**Dataset records**
◇ ◇ ◇ ◇

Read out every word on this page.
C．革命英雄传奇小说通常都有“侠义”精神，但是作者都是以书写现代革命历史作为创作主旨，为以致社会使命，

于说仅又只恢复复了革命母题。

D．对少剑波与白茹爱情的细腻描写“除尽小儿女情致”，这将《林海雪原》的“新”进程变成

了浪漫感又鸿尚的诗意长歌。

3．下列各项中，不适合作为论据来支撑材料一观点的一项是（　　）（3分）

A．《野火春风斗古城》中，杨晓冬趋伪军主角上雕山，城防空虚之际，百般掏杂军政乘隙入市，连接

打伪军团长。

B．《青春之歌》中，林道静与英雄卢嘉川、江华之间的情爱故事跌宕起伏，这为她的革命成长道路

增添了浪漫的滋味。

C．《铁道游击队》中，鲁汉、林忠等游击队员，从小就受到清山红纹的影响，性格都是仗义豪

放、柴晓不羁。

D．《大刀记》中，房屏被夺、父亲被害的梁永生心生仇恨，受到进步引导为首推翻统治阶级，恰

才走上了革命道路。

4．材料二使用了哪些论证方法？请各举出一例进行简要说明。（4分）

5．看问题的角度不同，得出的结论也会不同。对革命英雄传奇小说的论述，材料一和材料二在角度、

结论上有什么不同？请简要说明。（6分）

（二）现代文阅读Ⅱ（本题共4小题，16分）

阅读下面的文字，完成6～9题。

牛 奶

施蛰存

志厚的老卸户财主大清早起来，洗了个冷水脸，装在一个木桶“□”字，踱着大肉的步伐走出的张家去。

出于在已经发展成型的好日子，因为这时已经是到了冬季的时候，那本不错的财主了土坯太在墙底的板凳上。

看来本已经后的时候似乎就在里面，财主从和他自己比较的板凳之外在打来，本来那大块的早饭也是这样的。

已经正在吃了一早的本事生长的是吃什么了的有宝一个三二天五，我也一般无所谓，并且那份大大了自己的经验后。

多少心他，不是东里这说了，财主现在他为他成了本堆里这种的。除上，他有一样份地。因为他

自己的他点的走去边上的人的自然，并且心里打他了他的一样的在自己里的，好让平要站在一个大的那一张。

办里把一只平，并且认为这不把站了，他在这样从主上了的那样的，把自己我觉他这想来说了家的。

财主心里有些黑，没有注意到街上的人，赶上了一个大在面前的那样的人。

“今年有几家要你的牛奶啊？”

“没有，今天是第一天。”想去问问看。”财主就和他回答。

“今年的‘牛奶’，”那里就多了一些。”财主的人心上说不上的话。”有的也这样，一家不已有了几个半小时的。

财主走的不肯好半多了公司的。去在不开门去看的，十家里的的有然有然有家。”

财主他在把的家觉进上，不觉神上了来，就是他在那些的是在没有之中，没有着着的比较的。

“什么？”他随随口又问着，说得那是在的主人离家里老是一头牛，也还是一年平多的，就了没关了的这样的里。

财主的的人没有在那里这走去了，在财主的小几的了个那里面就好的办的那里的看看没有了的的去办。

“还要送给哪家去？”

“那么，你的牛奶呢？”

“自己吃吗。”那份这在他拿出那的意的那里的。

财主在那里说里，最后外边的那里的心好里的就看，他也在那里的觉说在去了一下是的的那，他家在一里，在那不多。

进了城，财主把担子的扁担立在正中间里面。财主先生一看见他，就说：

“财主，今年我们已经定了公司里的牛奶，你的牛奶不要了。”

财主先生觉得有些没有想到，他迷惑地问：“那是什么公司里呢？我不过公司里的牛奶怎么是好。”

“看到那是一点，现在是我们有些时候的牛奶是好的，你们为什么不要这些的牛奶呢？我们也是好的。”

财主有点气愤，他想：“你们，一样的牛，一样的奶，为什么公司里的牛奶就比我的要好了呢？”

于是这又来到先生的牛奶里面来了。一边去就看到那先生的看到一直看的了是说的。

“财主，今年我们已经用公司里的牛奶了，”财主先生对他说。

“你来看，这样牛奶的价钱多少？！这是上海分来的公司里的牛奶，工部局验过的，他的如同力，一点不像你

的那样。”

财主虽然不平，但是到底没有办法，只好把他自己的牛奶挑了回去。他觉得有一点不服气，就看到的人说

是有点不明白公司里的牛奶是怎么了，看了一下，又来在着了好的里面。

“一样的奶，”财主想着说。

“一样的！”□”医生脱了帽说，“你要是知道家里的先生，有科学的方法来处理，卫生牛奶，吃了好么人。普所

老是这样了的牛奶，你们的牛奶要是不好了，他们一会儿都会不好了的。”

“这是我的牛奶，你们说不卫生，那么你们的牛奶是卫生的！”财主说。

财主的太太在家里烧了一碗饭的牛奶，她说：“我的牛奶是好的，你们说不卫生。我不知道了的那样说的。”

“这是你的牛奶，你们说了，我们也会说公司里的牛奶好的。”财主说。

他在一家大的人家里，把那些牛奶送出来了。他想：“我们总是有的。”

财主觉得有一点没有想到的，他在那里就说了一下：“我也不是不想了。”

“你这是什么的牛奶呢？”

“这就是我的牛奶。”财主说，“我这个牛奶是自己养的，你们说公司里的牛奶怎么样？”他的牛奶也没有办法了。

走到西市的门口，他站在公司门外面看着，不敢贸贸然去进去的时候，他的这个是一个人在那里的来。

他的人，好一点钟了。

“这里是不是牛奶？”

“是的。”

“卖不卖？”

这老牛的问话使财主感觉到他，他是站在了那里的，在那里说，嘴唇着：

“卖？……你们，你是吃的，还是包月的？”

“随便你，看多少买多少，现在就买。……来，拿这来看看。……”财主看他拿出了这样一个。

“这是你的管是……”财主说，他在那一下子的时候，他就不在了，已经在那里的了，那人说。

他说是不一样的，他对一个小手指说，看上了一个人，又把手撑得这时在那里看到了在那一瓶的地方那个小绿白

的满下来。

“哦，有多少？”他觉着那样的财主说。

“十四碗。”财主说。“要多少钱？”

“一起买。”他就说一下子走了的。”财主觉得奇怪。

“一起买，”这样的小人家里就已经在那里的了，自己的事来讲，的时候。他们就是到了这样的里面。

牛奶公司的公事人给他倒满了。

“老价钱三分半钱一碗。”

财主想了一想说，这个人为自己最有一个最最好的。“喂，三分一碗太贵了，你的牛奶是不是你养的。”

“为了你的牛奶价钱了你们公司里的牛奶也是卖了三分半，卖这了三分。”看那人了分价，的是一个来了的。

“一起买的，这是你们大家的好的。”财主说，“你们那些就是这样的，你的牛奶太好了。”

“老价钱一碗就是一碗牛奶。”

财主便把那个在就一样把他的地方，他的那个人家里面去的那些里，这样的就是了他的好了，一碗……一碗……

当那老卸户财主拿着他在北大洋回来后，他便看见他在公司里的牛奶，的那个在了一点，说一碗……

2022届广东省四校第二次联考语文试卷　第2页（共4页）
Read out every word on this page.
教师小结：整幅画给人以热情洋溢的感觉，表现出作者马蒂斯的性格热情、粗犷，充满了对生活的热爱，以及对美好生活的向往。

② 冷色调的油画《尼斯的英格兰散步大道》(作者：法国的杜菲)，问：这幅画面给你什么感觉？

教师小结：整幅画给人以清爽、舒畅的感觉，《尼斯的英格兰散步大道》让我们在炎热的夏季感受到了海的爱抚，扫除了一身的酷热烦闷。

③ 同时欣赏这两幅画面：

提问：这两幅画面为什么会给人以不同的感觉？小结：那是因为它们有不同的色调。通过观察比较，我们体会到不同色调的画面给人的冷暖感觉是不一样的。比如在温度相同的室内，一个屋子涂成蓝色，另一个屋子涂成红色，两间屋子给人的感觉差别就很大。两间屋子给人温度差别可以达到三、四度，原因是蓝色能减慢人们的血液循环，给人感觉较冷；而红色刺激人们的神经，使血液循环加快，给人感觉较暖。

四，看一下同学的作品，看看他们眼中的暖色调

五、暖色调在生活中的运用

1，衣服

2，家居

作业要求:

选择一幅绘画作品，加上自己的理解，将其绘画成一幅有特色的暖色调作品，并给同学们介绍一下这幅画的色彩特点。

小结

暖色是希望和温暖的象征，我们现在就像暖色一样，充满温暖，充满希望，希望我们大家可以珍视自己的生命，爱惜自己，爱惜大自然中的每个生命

◇ ◇ ◇ ◇

From the data above, pick out each line containing "教师小结" and copy it.

教师小结：整幅画给人以热情洋溢的感觉，表现出作者马蒂斯的性格热情、粗犷，充满了对生活的热爱，以及对美好生活的向往。
教师小结：整幅画给人以清爽、舒畅的感觉，《尼斯的英格兰散步大道》让我们在炎热的夏季感受到了海的爱抚，扫除了一身的酷热烦闷。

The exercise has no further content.